▶ _Stated exercise_: Your task is to copy the listing exactly. Drop any pictures from the copy.

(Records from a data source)
----
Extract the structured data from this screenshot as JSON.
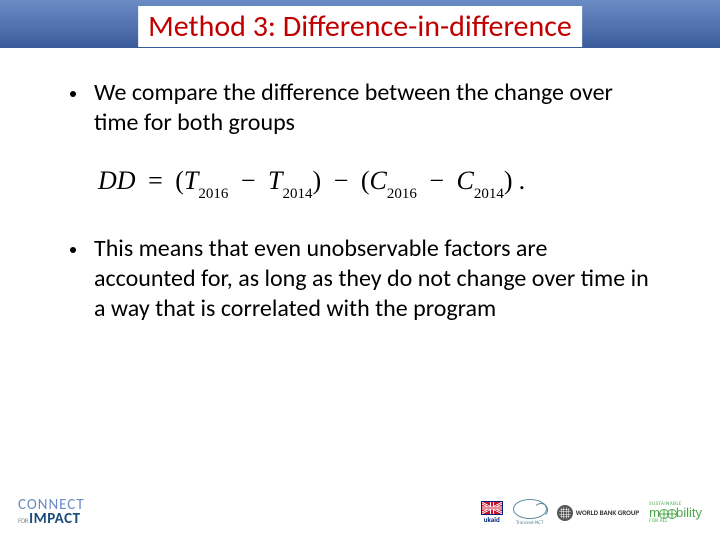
{
  "header": {
    "title": "Method 3: Difference-in-difference",
    "gradient_top": "#6a8bc4",
    "gradient_bottom": "#395a99",
    "title_color": "#c00000",
    "title_fontsize": 30
  },
  "bullets": [
    {
      "text": "We compare the difference between the change over time for both groups"
    },
    {
      "text": "This means that even unobservable factors are accounted for, as long as they do not change over time in a way that is correlated with the program"
    }
  ],
  "equation": {
    "lhs": "DD",
    "t_symbol": "T",
    "c_symbol": "C",
    "year_b": "2016",
    "year_a": "2014",
    "text_repr": "DD = (T_2016 − T_2014) − (C_2016 − C_2014)."
  },
  "body": {
    "bullet_fontsize": 24,
    "bullet_color": "#000000",
    "equation_fontsize": 26
  },
  "footer": {
    "connect_logo": {
      "line1": "CONNECT",
      "for": "FOR",
      "line2": "IMPACT",
      "color_light": "#6a8bc4",
      "color_dark": "#1a4a7a"
    },
    "ukaid": {
      "label": "ukaid"
    },
    "oval": {
      "label": "Transnet-NCT"
    },
    "wbg": {
      "label": "WORLD BANK GROUP"
    },
    "mobility": {
      "top": "SUSTAINABLE",
      "word_pre": "m",
      "word_post": "bility",
      "sub": "FOR ALL",
      "color": "#4aa84a"
    }
  }
}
----
▶ _Written response_:
Extract the structured data from this screenshot as JSON.
{
  "header": {
    "title": "Method 3: Difference-in-difference",
    "gradient_top": "#6a8bc4",
    "gradient_bottom": "#395a99",
    "title_color": "#c00000",
    "title_fontsize": 30
  },
  "bullets": [
    {
      "text": "We compare the difference between the change over time for both groups"
    },
    {
      "text": "This means that even unobservable factors are accounted for, as long as they do not change over time in a way that is correlated with the program"
    }
  ],
  "equation": {
    "lhs": "DD",
    "t_symbol": "T",
    "c_symbol": "C",
    "year_b": "2016",
    "year_a": "2014",
    "text_repr": "DD = (T_2016 − T_2014) − (C_2016 − C_2014)."
  },
  "body": {
    "bullet_fontsize": 24,
    "bullet_color": "#000000",
    "equation_fontsize": 26
  },
  "footer": {
    "connect_logo": {
      "line1": "CONNECT",
      "for": "FOR",
      "line2": "IMPACT",
      "color_light": "#6a8bc4",
      "color_dark": "#1a4a7a"
    },
    "ukaid": {
      "label": "ukaid"
    },
    "oval": {
      "label": "Transnet-NCT"
    },
    "wbg": {
      "label": "WORLD BANK GROUP"
    },
    "mobility": {
      "top": "SUSTAINABLE",
      "word_pre": "m",
      "word_post": "bility",
      "sub": "FOR ALL",
      "color": "#4aa84a"
    }
  }
}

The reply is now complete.